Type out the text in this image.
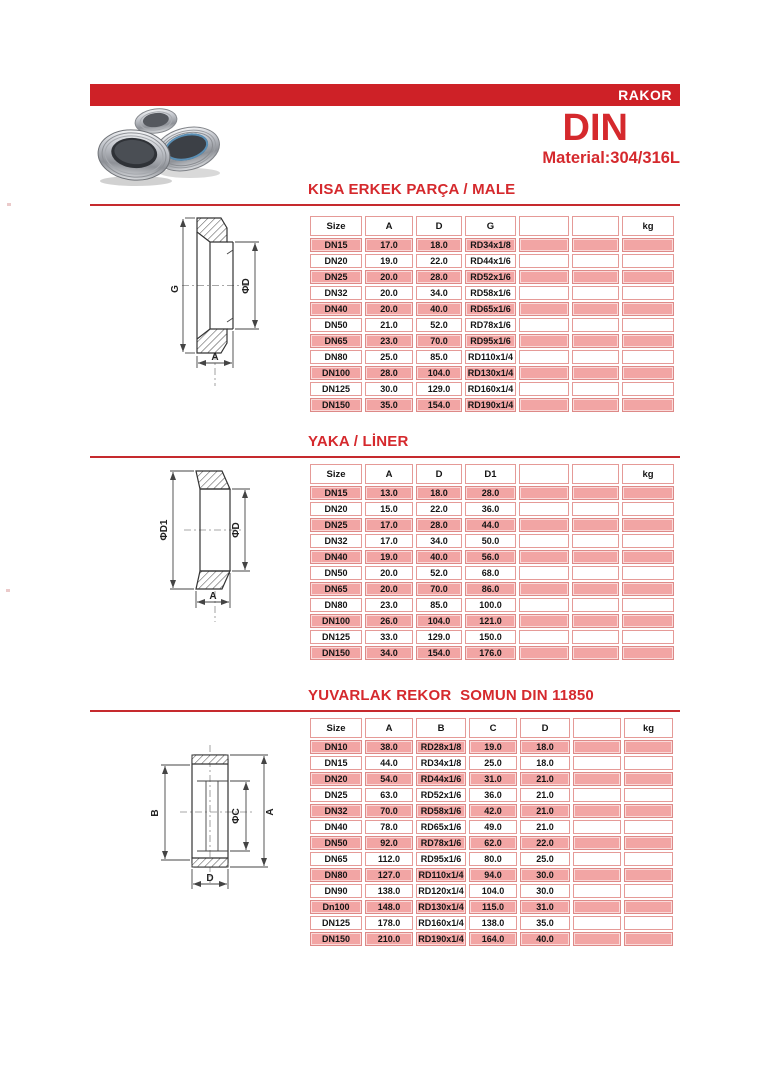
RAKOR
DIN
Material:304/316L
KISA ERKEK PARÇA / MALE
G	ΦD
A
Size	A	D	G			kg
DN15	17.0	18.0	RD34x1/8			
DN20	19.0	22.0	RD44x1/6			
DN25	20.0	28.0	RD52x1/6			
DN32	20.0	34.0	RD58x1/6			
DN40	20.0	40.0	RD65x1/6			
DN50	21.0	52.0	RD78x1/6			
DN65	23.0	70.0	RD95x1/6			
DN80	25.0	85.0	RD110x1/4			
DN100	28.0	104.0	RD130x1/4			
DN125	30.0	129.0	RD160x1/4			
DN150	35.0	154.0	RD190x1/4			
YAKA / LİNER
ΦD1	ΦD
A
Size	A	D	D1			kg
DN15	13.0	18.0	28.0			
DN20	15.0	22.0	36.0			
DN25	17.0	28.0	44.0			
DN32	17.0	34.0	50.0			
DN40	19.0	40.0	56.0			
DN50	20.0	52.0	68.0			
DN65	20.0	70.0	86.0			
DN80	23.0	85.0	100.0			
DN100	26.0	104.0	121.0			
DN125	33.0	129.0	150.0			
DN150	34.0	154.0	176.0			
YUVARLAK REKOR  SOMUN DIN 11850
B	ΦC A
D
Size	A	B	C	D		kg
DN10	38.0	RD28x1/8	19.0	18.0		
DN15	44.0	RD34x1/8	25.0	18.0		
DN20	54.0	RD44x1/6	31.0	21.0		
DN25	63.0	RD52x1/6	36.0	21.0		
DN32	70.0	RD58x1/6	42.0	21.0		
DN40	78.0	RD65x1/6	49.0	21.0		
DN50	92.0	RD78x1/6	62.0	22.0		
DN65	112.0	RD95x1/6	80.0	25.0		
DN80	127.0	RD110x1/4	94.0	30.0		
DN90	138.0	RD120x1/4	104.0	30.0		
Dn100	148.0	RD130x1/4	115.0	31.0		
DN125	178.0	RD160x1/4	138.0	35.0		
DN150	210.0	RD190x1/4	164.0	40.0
---
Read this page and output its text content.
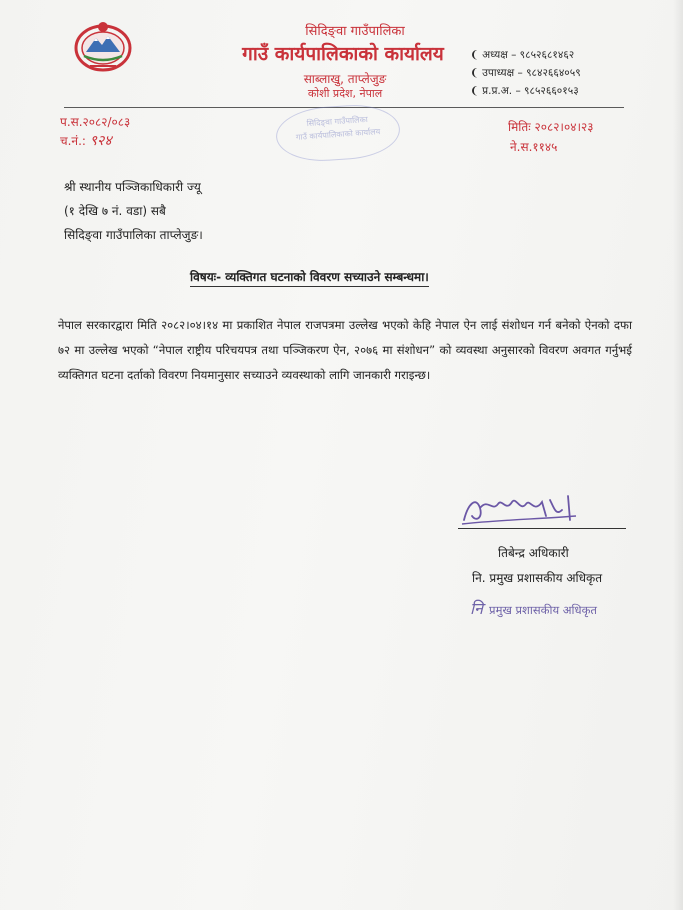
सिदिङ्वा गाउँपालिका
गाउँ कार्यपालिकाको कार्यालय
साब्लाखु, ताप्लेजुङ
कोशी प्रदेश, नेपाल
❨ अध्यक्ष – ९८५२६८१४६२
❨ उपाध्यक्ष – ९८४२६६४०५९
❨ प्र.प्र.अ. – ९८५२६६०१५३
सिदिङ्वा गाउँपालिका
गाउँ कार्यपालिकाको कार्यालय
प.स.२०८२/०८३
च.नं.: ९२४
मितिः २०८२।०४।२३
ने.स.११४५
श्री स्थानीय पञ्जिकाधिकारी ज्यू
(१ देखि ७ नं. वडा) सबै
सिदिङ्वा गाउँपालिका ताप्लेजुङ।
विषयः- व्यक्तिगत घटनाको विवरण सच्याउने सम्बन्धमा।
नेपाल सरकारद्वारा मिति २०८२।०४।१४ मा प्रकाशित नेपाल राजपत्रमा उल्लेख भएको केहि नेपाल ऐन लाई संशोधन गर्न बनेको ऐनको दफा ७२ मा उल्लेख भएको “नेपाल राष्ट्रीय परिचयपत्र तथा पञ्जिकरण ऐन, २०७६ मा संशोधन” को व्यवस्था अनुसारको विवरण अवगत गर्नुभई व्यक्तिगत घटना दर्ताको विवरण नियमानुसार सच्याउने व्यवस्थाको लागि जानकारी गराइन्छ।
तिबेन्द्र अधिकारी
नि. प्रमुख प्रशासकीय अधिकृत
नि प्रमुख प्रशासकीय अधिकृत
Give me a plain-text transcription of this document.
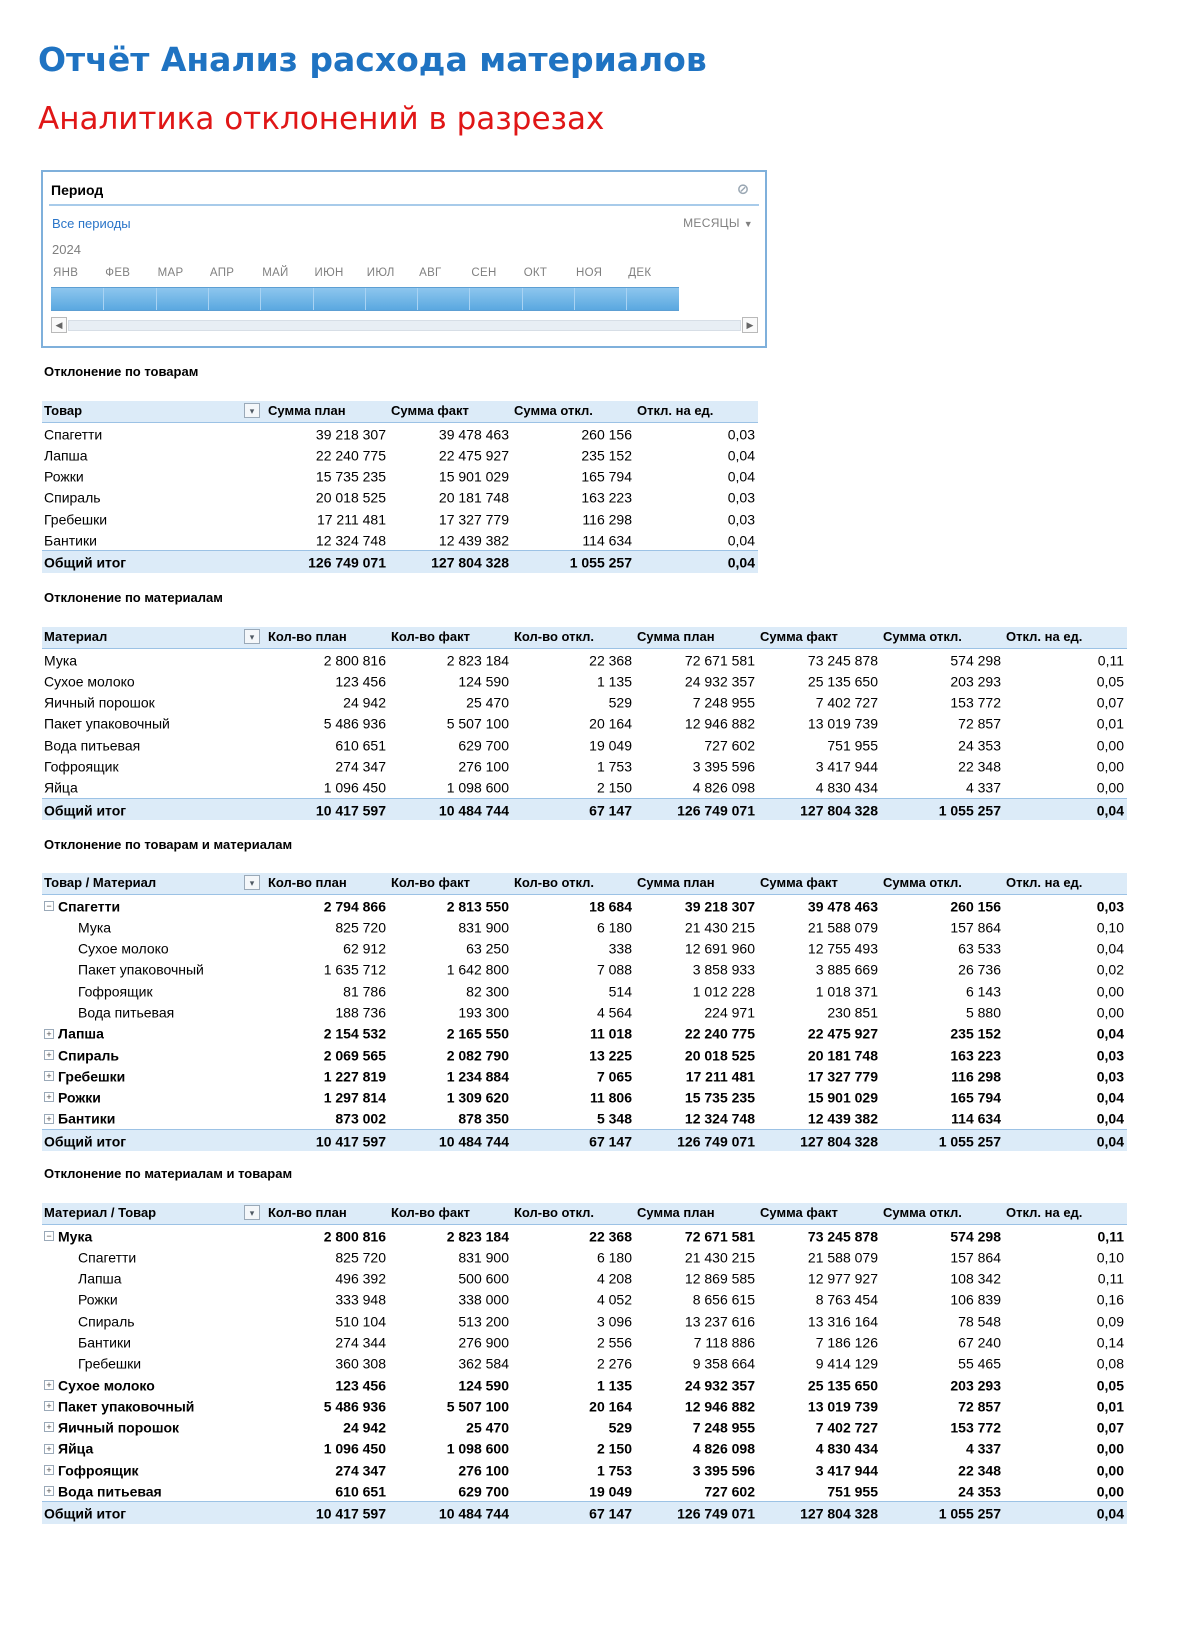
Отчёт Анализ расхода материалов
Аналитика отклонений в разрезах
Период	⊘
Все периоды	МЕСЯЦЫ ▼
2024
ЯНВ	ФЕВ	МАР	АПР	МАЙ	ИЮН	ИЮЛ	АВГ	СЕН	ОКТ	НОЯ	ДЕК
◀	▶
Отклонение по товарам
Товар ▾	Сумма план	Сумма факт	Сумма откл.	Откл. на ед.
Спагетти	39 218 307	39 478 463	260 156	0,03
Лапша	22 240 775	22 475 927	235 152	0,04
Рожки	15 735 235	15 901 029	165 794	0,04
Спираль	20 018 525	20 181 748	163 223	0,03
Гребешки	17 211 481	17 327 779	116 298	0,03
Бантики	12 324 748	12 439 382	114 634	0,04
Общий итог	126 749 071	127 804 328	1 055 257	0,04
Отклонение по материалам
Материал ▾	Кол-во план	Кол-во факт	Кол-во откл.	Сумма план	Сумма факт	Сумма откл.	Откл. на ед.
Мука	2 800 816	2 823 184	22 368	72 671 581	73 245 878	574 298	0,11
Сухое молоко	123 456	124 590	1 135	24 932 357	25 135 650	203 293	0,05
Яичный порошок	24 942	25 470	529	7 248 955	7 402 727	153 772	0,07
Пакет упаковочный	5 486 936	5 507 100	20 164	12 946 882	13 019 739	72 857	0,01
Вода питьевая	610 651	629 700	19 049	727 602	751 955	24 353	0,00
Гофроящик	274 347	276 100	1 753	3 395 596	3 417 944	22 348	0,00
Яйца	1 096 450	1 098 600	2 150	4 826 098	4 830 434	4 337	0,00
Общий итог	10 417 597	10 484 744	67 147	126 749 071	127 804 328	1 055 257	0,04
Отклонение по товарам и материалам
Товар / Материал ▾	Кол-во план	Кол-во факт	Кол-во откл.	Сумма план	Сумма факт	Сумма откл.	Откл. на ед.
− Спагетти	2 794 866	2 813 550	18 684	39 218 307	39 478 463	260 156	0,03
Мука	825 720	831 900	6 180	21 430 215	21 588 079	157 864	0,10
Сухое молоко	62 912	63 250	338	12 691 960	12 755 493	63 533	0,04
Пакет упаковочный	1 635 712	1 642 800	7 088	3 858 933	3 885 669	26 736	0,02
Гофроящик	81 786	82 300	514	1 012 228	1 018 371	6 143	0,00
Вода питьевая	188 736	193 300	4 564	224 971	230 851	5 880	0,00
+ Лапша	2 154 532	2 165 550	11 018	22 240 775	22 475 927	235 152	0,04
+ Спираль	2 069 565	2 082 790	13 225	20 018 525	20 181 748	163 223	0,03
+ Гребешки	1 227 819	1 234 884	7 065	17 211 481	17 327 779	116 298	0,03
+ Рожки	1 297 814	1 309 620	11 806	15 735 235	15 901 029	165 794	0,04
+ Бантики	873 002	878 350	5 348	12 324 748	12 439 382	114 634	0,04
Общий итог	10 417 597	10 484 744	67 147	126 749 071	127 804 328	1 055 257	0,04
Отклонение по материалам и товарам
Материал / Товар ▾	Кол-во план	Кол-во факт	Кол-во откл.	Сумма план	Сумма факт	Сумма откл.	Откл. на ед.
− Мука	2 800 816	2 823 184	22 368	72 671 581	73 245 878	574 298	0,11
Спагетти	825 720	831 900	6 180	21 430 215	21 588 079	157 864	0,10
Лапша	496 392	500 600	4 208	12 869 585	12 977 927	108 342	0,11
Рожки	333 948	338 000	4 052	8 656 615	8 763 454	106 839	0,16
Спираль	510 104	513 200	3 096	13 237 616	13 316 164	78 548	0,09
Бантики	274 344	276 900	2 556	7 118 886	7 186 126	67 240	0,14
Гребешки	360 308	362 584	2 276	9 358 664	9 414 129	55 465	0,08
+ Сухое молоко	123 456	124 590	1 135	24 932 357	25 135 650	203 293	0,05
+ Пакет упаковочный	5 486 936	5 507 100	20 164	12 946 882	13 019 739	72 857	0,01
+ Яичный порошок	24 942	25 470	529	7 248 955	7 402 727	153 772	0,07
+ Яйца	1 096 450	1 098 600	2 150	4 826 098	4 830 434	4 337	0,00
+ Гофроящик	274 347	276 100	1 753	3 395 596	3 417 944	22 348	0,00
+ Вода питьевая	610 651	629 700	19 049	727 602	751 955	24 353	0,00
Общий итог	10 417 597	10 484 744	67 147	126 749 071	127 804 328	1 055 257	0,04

• _Stated problem_
Copy out every line from the data above that has "Рожки" in it.

• _The result_
Рожки	15 735 235	15 901 029	165 794	0,04
+ Рожки	1 297 814	1 309 620	11 806	15 735 235	15 901 029	165 794	0,04
Рожки	333 948	338 000	4 052	8 656 615	8 763 454	106 839	0,16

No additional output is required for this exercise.